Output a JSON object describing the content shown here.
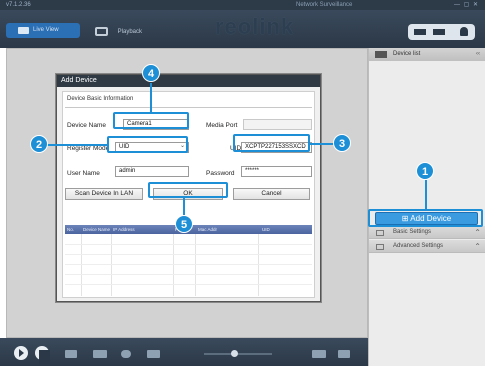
{
  "window": {
    "version": "v7.1.2.36",
    "title": "Network Surveillance",
    "controls": "— ▢ ✕"
  },
  "topbar": {
    "live_tab": "Live View",
    "playback_tab": "Playback",
    "logo": "reolink"
  },
  "right_panel": {
    "device_list_header": "Device list",
    "add_device_label": "Add Device",
    "basic_settings_label": "Basic Settings",
    "advanced_settings_label": "Advanced Settings"
  },
  "dialog": {
    "title": "Add Device",
    "group_title": "Device Basic Information",
    "device_name_label": "Device Name",
    "device_name_value": "Camera1",
    "media_port_label": "Media Port",
    "media_port_value": "",
    "register_mode_label": "Register Mode",
    "register_mode_value": "UID",
    "uid_label": "UID",
    "uid_value": "XCPTP227153SSXCD",
    "user_name_label": "User Name",
    "user_name_value": "admin",
    "password_label": "Password",
    "password_value": "******",
    "scan_button": "Scan Device In LAN",
    "ok_button": "OK",
    "cancel_button": "Cancel",
    "table_headers": [
      "No.",
      "Device Name",
      "IP Address",
      "Port",
      "Mac Addr",
      "UID"
    ]
  },
  "callouts": {
    "one": "1",
    "two": "2",
    "three": "3",
    "four": "4",
    "five": "5"
  },
  "colors": {
    "callout": "#1c8fd6",
    "accent": "#3b9be0",
    "chrome": "#2b3847"
  }
}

○ ○ ○ ○

Request
Please repeat the entries exactly. Do not include the pictures.

Response
Output a JSON object describing the content shown here.
{
  "window": {
    "version": "v7.1.2.36",
    "title": "Network Surveillance",
    "controls": "— ▢ ✕"
  },
  "topbar": {
    "live_tab": "Live View",
    "playback_tab": "Playback",
    "logo": "reolink"
  },
  "right_panel": {
    "device_list_header": "Device list",
    "add_device_label": "Add Device",
    "basic_settings_label": "Basic Settings",
    "advanced_settings_label": "Advanced Settings"
  },
  "dialog": {
    "title": "Add Device",
    "group_title": "Device Basic Information",
    "device_name_label": "Device Name",
    "device_name_value": "Camera1",
    "media_port_label": "Media Port",
    "media_port_value": "",
    "register_mode_label": "Register Mode",
    "register_mode_value": "UID",
    "uid_label": "UID",
    "uid_value": "XCPTP227153SSXCD",
    "user_name_label": "User Name",
    "user_name_value": "admin",
    "password_label": "Password",
    "password_value": "******",
    "scan_button": "Scan Device In LAN",
    "ok_button": "OK",
    "cancel_button": "Cancel",
    "table_headers": [
      "No.",
      "Device Name",
      "IP Address",
      "Port",
      "Mac Addr",
      "UID"
    ]
  },
  "callouts": {
    "one": "1",
    "two": "2",
    "three": "3",
    "four": "4",
    "five": "5"
  },
  "colors": {
    "callout": "#1c8fd6",
    "accent": "#3b9be0",
    "chrome": "#2b3847"
  }
}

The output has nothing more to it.